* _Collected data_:
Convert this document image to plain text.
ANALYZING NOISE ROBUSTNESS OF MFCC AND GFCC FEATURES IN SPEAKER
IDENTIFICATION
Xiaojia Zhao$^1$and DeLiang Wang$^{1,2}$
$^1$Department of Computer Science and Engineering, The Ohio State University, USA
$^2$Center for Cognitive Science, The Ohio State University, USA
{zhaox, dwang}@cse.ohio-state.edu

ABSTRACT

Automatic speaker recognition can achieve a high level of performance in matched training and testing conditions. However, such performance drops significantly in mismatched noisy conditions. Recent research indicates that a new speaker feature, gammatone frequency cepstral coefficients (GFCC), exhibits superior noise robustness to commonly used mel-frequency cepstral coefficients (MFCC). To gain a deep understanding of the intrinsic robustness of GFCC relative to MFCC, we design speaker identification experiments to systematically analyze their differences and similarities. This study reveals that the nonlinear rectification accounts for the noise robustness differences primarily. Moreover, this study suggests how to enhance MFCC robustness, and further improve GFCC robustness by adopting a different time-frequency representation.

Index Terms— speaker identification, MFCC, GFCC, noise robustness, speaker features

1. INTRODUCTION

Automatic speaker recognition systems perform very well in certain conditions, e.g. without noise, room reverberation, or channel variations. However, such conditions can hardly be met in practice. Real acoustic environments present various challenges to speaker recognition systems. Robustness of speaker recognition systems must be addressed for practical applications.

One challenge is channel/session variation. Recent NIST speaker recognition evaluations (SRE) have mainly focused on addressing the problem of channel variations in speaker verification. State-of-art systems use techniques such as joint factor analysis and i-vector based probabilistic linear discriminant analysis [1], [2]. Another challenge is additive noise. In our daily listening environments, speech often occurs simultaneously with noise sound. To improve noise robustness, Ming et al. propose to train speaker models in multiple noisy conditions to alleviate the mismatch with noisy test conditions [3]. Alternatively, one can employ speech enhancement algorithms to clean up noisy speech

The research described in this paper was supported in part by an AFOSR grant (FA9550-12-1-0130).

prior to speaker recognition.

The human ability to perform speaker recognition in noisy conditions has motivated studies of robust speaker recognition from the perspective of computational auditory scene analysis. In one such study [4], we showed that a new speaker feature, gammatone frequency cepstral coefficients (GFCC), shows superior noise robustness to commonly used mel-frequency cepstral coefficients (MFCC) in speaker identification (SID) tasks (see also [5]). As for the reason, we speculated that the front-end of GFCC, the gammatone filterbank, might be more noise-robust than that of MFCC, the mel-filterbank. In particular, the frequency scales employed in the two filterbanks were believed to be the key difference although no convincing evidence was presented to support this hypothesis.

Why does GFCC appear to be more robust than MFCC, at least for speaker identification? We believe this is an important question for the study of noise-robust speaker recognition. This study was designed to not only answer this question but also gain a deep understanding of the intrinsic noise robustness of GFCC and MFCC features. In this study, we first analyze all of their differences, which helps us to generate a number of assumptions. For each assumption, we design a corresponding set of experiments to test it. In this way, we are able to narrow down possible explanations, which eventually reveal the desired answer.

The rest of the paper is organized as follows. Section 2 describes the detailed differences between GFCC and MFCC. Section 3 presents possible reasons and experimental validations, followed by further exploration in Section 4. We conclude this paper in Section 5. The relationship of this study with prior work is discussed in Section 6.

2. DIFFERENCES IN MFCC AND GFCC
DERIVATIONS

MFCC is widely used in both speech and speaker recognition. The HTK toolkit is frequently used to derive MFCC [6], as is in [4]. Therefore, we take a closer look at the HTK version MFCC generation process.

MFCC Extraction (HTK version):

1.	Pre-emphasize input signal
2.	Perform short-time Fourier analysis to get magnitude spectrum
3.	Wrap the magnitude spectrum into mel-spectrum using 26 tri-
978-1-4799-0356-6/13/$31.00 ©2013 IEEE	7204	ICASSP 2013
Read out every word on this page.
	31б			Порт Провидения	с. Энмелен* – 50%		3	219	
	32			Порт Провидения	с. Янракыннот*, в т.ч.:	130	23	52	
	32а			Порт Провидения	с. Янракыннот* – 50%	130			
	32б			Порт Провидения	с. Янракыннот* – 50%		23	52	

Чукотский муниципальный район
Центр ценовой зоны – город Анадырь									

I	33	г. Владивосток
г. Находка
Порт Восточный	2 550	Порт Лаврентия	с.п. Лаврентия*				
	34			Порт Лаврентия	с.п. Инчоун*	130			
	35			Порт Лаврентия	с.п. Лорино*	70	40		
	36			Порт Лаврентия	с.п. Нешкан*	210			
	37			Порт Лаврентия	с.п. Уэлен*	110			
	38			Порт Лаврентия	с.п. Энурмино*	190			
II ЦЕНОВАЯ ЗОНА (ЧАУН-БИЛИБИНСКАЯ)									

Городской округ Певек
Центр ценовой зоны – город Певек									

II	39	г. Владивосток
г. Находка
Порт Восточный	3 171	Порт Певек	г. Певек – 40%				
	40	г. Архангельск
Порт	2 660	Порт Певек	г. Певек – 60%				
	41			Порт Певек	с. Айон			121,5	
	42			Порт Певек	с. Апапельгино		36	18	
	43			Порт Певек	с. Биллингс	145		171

* _Exercise objective_:
Filter the listing for the word "version" and copy every line that holds it.

* _Exercise answer_:
MFCC is widely used in both speech and speaker recognition. The HTK toolkit is frequently used to derive MFCC [6], as is in [4]. Therefore, we take a closer look at the HTK version MFCC generation process.
MFCC Extraction (HTK version):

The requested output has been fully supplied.